◆ STATED EXERCISE:
Select each line where the word "name" appears.

◆ INPUT DATA:
— begin —

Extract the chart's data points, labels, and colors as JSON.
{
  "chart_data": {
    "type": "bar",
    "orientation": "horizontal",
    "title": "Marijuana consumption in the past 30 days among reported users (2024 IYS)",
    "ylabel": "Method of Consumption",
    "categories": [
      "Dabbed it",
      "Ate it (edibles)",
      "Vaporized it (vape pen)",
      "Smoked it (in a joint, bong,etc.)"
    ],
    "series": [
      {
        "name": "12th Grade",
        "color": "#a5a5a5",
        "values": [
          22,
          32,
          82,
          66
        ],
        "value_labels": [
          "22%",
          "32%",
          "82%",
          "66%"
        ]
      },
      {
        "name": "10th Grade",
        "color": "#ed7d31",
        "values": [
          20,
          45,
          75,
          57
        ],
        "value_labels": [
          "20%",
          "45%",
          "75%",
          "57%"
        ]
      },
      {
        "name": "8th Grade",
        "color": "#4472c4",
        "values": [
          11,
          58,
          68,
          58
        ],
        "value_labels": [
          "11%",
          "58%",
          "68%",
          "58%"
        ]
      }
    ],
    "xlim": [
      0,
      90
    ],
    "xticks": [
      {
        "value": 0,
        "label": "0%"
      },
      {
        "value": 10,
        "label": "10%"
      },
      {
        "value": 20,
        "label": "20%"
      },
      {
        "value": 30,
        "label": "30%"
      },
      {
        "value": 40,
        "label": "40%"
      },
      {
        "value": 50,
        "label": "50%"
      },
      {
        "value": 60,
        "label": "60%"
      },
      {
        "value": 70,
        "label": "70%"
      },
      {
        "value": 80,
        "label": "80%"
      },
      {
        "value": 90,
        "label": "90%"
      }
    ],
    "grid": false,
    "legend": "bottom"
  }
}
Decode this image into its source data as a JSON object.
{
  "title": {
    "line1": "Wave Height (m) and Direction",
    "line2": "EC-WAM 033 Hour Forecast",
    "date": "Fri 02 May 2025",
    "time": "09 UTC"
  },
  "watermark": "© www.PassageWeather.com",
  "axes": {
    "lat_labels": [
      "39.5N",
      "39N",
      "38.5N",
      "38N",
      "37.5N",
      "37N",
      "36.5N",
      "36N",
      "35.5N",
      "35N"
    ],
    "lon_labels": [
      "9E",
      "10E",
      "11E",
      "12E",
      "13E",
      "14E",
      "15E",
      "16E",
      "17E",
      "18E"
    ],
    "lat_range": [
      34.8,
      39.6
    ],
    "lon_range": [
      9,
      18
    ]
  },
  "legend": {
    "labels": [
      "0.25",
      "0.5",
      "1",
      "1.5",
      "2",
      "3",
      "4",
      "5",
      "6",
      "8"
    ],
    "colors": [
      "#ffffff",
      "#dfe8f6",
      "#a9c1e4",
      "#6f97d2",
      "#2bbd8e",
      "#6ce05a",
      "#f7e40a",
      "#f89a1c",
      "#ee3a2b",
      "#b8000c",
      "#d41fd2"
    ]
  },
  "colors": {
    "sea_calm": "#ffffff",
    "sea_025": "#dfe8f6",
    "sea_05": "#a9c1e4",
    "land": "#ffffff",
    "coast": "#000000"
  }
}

— end —

◆ TASK RESULT:
        "name": "12th Grade",
        "name": "10th Grade",
        "name": "8th Grade",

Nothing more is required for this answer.